Exercise objective:
The records below must be copied in full; omit the images.

— START OF Records supplied —

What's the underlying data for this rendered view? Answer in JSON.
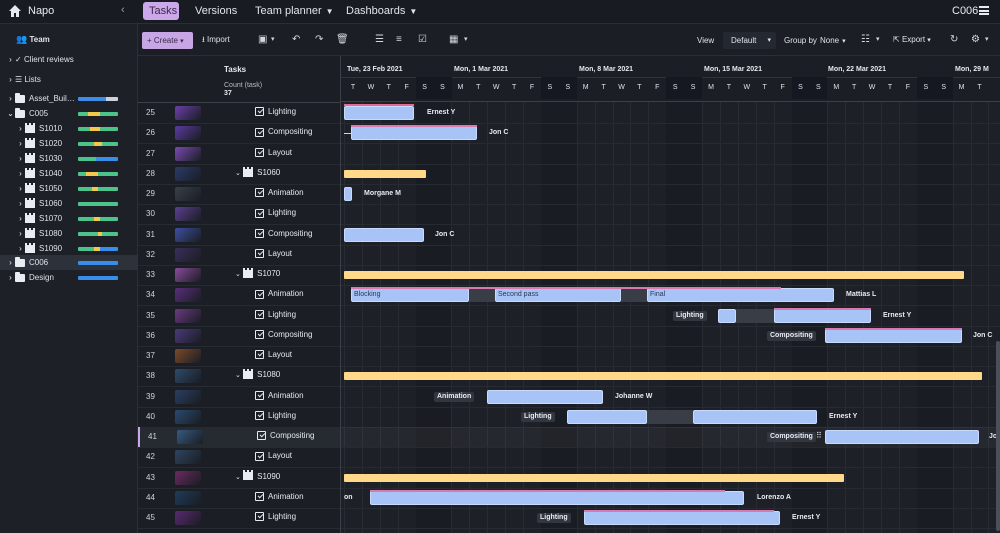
{
  "app": {
    "name": "Napo",
    "project": "C006"
  },
  "nav": {
    "tabs": [
      {
        "label": "Tasks"
      },
      {
        "label": "Versions"
      },
      {
        "label": "Team planner"
      },
      {
        "label": "Dashboards"
      }
    ]
  },
  "sidebar": {
    "team": "Team",
    "client_reviews": "Client reviews",
    "lists": "Lists",
    "folders": [
      {
        "label": "Asset_Buil…",
        "color_a": "#3a8eea",
        "color_b": "#cbd2dd"
      },
      {
        "label": "C005"
      },
      {
        "label": "S1010"
      },
      {
        "label": "S1020"
      },
      {
        "label": "S1030"
      },
      {
        "label": "S1040"
      },
      {
        "label": "S1050"
      },
      {
        "label": "S1060"
      },
      {
        "label": "S1070"
      },
      {
        "label": "S1080"
      },
      {
        "label": "S1090"
      },
      {
        "label": "C006"
      },
      {
        "label": "Design"
      }
    ]
  },
  "toolbar": {
    "create": "Create",
    "import": "Import",
    "view_label": "View",
    "view_value": "Default",
    "groupby_label": "Group by",
    "groupby_value": "None",
    "export": "Export"
  },
  "task_header": {
    "title": "Tasks",
    "count_label": "Count (task)",
    "count_value": "37"
  },
  "gantt_header": {
    "weeks": [
      "Tue, 23 Feb 2021",
      "Mon, 1 Mar 2021",
      "Mon, 8 Mar 2021",
      "Mon, 15 Mar 2021",
      "Mon, 22 Mar 2021",
      "Mon, 29 M"
    ],
    "days": [
      "T",
      "W",
      "T",
      "F",
      "S",
      "S",
      "M",
      "T",
      "W",
      "T",
      "F",
      "S",
      "S",
      "M",
      "T",
      "W",
      "T",
      "F",
      "S",
      "S",
      "M",
      "T",
      "W",
      "T",
      "F",
      "S",
      "S",
      "M",
      "T",
      "W",
      "T",
      "F",
      "S",
      "S",
      "M",
      "T"
    ]
  },
  "rows": [
    {
      "num": "25",
      "name": "Lighting",
      "type": "task"
    },
    {
      "num": "26",
      "name": "Compositing",
      "type": "task"
    },
    {
      "num": "27",
      "name": "Layout",
      "type": "task"
    },
    {
      "num": "28",
      "name": "S1060",
      "type": "group"
    },
    {
      "num": "29",
      "name": "Animation",
      "type": "task"
    },
    {
      "num": "30",
      "name": "Lighting",
      "type": "task"
    },
    {
      "num": "31",
      "name": "Compositing",
      "type": "task"
    },
    {
      "num": "32",
      "name": "Layout",
      "type": "task"
    },
    {
      "num": "33",
      "name": "S1070",
      "type": "group"
    },
    {
      "num": "34",
      "name": "Animation",
      "type": "task"
    },
    {
      "num": "35",
      "name": "Lighting",
      "type": "task"
    },
    {
      "num": "36",
      "name": "Compositing",
      "type": "task"
    },
    {
      "num": "37",
      "name": "Layout",
      "type": "task"
    },
    {
      "num": "38",
      "name": "S1080",
      "type": "group"
    },
    {
      "num": "39",
      "name": "Animation",
      "type": "task"
    },
    {
      "num": "40",
      "name": "Lighting",
      "type": "task"
    },
    {
      "num": "41",
      "name": "Compositing",
      "type": "task"
    },
    {
      "num": "42",
      "name": "Layout",
      "type": "task"
    },
    {
      "num": "43",
      "name": "S1090",
      "type": "group"
    },
    {
      "num": "44",
      "name": "Animation",
      "type": "task"
    },
    {
      "num": "45",
      "name": "Lighting",
      "type": "task"
    }
  ],
  "gantt_labels": {
    "r25": "Ernest Y",
    "r26": "Jon C",
    "r29": "Morgane M",
    "r31": "Jon C",
    "r34_assignee": "Mattias L",
    "r34_p1": "Blocking",
    "r34_p2": "Second pass",
    "r34_p3": "Final",
    "r35_tag": "Lighting",
    "r35_assignee": "Ernest Y",
    "r36_tag": "Compositing",
    "r36_assignee": "Jon C",
    "r39_tag": "Animation",
    "r39_assignee": "Johanne W",
    "r40_tag": "Lighting",
    "r40_assignee": "Ernest Y",
    "r41_tag": "Compositing",
    "r41_assignee": "Jo",
    "r44_left": "on",
    "r44_assignee": "Lorenzo A",
    "r45_tag": "Lighting",
    "r45_assignee": "Ernest Y"
  },
  "colors": {
    "accent": "#c9a7e8",
    "bar": "#a8c4f7",
    "summary": "#ffd88a",
    "progress_green": "#4cc38a",
    "progress_yellow": "#f2c94c",
    "progress_blue": "#3a8eea"
  }
}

— END OF Records supplied —

Completed exercise:
What's the underlying data for this rendered view? Answer in JSON.
{
  "app": {
    "name": "Napo",
    "project": "C006"
  },
  "nav": {
    "tabs": [
      {
        "label": "Tasks"
      },
      {
        "label": "Versions"
      },
      {
        "label": "Team planner"
      },
      {
        "label": "Dashboards"
      }
    ]
  },
  "sidebar": {
    "team": "Team",
    "client_reviews": "Client reviews",
    "lists": "Lists",
    "folders": [
      {
        "label": "Asset_Buil…",
        "color_a": "#3a8eea",
        "color_b": "#cbd2dd"
      },
      {
        "label": "C005"
      },
      {
        "label": "S1010"
      },
      {
        "label": "S1020"
      },
      {
        "label": "S1030"
      },
      {
        "label": "S1040"
      },
      {
        "label": "S1050"
      },
      {
        "label": "S1060"
      },
      {
        "label": "S1070"
      },
      {
        "label": "S1080"
      },
      {
        "label": "S1090"
      },
      {
        "label": "C006"
      },
      {
        "label": "Design"
      }
    ]
  },
  "toolbar": {
    "create": "Create",
    "import": "Import",
    "view_label": "View",
    "view_value": "Default",
    "groupby_label": "Group by",
    "groupby_value": "None",
    "export": "Export"
  },
  "task_header": {
    "title": "Tasks",
    "count_label": "Count (task)",
    "count_value": "37"
  },
  "gantt_header": {
    "weeks": [
      "Tue, 23 Feb 2021",
      "Mon, 1 Mar 2021",
      "Mon, 8 Mar 2021",
      "Mon, 15 Mar 2021",
      "Mon, 22 Mar 2021",
      "Mon, 29 M"
    ],
    "days": [
      "T",
      "W",
      "T",
      "F",
      "S",
      "S",
      "M",
      "T",
      "W",
      "T",
      "F",
      "S",
      "S",
      "M",
      "T",
      "W",
      "T",
      "F",
      "S",
      "S",
      "M",
      "T",
      "W",
      "T",
      "F",
      "S",
      "S",
      "M",
      "T",
      "W",
      "T",
      "F",
      "S",
      "S",
      "M",
      "T"
    ]
  },
  "rows": [
    {
      "num": "25",
      "name": "Lighting",
      "type": "task"
    },
    {
      "num": "26",
      "name": "Compositing",
      "type": "task"
    },
    {
      "num": "27",
      "name": "Layout",
      "type": "task"
    },
    {
      "num": "28",
      "name": "S1060",
      "type": "group"
    },
    {
      "num": "29",
      "name": "Animation",
      "type": "task"
    },
    {
      "num": "30",
      "name": "Lighting",
      "type": "task"
    },
    {
      "num": "31",
      "name": "Compositing",
      "type": "task"
    },
    {
      "num": "32",
      "name": "Layout",
      "type": "task"
    },
    {
      "num": "33",
      "name": "S1070",
      "type": "group"
    },
    {
      "num": "34",
      "name": "Animation",
      "type": "task"
    },
    {
      "num": "35",
      "name": "Lighting",
      "type": "task"
    },
    {
      "num": "36",
      "name": "Compositing",
      "type": "task"
    },
    {
      "num": "37",
      "name": "Layout",
      "type": "task"
    },
    {
      "num": "38",
      "name": "S1080",
      "type": "group"
    },
    {
      "num": "39",
      "name": "Animation",
      "type": "task"
    },
    {
      "num": "40",
      "name": "Lighting",
      "type": "task"
    },
    {
      "num": "41",
      "name": "Compositing",
      "type": "task"
    },
    {
      "num": "42",
      "name": "Layout",
      "type": "task"
    },
    {
      "num": "43",
      "name": "S1090",
      "type": "group"
    },
    {
      "num": "44",
      "name": "Animation",
      "type": "task"
    },
    {
      "num": "45",
      "name": "Lighting",
      "type": "task"
    }
  ],
  "gantt_labels": {
    "r25": "Ernest Y",
    "r26": "Jon C",
    "r29": "Morgane M",
    "r31": "Jon C",
    "r34_assignee": "Mattias L",
    "r34_p1": "Blocking",
    "r34_p2": "Second pass",
    "r34_p3": "Final",
    "r35_tag": "Lighting",
    "r35_assignee": "Ernest Y",
    "r36_tag": "Compositing",
    "r36_assignee": "Jon C",
    "r39_tag": "Animation",
    "r39_assignee": "Johanne W",
    "r40_tag": "Lighting",
    "r40_assignee": "Ernest Y",
    "r41_tag": "Compositing",
    "r41_assignee": "Jo",
    "r44_left": "on",
    "r44_assignee": "Lorenzo A",
    "r45_tag": "Lighting",
    "r45_assignee": "Ernest Y"
  },
  "colors": {
    "accent": "#c9a7e8",
    "bar": "#a8c4f7",
    "summary": "#ffd88a",
    "progress_green": "#4cc38a",
    "progress_yellow": "#f2c94c",
    "progress_blue": "#3a8eea"
  }
}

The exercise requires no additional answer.